REQUIRED WORK
1. Please rewrite the part of the RBAC passage starting with "For this example, we" and going on through "cluster-scope write access.", using "team-a" wherever "foo" appears.
2. According to the RBAC passage, how does Helm store release metadata by default?

PASSAGE SHOWN
☆ ☆ ☆ ☆
Restricting a user account’s access using RBAC

Now that we understand the basics of Role-based Access Control, let’s discuss how an administrator can restrict a user’s scope of access.

Example: Grant a user read/write access to a particular namespace

To restrict a user’s access to a particular namespace, we can use either the edit or the admin role. If your charts create or interact with Roles and Rolebindings, you’ll want to use the admin ClusterRole.

Additionally, you may also create a RoleBinding with cluster-admin access. Granting a user cluster-admin access at the namespace scope provides full control over every resource in the namespace, including the namespace itself.

For this example, we will create a user with the edit Role. First, create the namespace:

  1. $ kubectl create namespace foo

Now, create a RoleBinding in that namespace, granting the user the edit role.

  1. $ kubectl create rolebinding sam-edit
  2. --clusterrole edit \​
  3. --user sam \​
  4. --namespace foo

Example: Grant a user read/write access at the cluster scope

If a user wishes to install a chart that installs cluster-scope resources (namespaces, roles, custom resource definitions, etc.), they will require cluster-scope write access.

To do that, grant the user either admin or cluster-admin access.

Granting a user cluster-admin access grants them access to absolutely every resource available in Kubernetes, including node access with kubectl drain and other administrative tasks. It is highly recommended to consider providing the user admin access instead, or to create a custom ClusterRole tailored to their needs.

  1. $ kubectl create clusterrolebinding sam-view
  2. --clusterrole view \​
  3. --user sam
  4. $ kubectl create clusterrolebinding sam-secret-reader
  5. --clusterrole secret-reader \​
  6. --user sam

Example: Grant a user read-only access to a particular namespace

You might’ve noticed that there is no ClusterRole available for viewing secrets. The view ClusterRole does not grant a user read access to Secrets due to escalation concerns. Helm stores release metadata as Secrets by default.
☆ ☆ ☆ ☆
RECORD SET
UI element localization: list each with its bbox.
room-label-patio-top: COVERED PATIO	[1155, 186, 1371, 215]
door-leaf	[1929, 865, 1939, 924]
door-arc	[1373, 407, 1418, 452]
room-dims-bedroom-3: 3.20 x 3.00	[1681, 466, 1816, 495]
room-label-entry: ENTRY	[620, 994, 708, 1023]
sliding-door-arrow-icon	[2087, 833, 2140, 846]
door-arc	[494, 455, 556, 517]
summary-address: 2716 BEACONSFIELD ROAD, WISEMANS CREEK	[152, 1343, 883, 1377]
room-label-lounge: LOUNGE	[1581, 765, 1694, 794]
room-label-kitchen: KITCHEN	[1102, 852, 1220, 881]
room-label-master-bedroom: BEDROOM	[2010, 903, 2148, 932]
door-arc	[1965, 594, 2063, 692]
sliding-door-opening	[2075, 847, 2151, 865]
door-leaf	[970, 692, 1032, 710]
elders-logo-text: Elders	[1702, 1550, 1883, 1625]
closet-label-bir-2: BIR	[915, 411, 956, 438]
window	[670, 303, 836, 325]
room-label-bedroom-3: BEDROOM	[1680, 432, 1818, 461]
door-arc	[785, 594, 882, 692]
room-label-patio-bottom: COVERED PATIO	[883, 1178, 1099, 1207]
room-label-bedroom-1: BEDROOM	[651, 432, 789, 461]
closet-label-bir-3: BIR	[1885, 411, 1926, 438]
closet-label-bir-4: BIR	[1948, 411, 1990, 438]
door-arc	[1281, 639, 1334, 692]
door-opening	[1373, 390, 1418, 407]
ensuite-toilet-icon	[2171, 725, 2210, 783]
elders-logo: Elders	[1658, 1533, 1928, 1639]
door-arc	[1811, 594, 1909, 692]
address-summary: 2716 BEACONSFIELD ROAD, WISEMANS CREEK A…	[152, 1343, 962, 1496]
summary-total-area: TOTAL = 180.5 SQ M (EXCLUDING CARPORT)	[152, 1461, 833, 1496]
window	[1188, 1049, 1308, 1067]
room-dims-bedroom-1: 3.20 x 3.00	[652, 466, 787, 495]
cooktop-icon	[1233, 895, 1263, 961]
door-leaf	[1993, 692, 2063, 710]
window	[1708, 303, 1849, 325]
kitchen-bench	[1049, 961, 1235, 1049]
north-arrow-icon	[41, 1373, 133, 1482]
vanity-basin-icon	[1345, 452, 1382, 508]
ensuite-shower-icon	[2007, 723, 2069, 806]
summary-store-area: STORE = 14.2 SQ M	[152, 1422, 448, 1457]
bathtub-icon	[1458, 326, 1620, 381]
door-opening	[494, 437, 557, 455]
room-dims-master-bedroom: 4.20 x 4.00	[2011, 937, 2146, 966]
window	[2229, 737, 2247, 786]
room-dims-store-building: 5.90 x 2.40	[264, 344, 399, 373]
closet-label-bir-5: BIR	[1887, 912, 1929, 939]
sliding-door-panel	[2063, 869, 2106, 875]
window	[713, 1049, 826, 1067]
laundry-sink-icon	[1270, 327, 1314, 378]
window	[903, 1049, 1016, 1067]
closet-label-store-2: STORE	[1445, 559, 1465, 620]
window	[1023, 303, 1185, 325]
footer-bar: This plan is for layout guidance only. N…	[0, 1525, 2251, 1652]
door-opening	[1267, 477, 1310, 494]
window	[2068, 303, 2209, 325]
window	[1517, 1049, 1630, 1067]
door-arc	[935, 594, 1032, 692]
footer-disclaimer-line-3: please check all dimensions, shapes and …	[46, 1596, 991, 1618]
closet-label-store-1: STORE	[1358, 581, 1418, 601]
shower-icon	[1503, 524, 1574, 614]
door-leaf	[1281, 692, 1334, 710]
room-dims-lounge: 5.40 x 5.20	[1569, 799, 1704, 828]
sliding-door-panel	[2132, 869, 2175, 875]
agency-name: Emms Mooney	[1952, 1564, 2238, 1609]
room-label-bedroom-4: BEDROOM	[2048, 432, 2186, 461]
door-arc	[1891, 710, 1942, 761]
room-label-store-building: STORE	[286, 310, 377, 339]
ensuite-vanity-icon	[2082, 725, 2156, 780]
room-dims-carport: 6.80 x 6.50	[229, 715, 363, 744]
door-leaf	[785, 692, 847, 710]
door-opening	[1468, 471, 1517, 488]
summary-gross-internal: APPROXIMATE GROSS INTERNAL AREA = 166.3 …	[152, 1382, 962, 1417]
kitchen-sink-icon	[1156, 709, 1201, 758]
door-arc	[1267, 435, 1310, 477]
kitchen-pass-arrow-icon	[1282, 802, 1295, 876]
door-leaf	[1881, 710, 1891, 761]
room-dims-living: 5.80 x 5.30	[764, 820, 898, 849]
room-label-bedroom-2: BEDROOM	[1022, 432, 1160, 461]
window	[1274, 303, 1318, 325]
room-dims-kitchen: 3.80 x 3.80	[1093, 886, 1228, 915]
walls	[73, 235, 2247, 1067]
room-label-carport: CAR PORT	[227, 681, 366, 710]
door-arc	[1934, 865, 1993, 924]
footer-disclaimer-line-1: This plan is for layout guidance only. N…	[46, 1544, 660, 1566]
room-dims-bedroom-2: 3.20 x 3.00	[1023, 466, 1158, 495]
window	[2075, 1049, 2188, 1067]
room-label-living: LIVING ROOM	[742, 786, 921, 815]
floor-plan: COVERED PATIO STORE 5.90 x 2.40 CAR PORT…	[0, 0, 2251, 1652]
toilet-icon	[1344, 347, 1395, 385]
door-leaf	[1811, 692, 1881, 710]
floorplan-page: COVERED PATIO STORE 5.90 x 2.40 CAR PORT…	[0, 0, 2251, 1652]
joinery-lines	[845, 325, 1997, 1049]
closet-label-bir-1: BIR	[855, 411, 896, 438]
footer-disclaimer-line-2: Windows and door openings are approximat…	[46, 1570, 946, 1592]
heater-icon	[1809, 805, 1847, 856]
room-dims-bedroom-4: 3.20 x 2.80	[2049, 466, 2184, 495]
☆ ☆ ☆ ☆
SOLUTIONS TO THE PROBLEMS
1.
For this example, we will create a user with the edit Role. First, create the namespace:

  1. $ kubectl create namespace team-a

Now, create a RoleBinding in that namespace, granting the user the edit role.

  1. $ kubectl create rolebinding sam-edit
  2. --clusterrole edit \​
  3. --user sam \​
  4. --namespace team-a

Example: Grant a user read/write access at the cluster scope

If a user wishes to install a chart that installs cluster-scope resources (namespaces, roles, custom resource definitions, etc.), they will require cluster-scope write access.

2. As Secrets.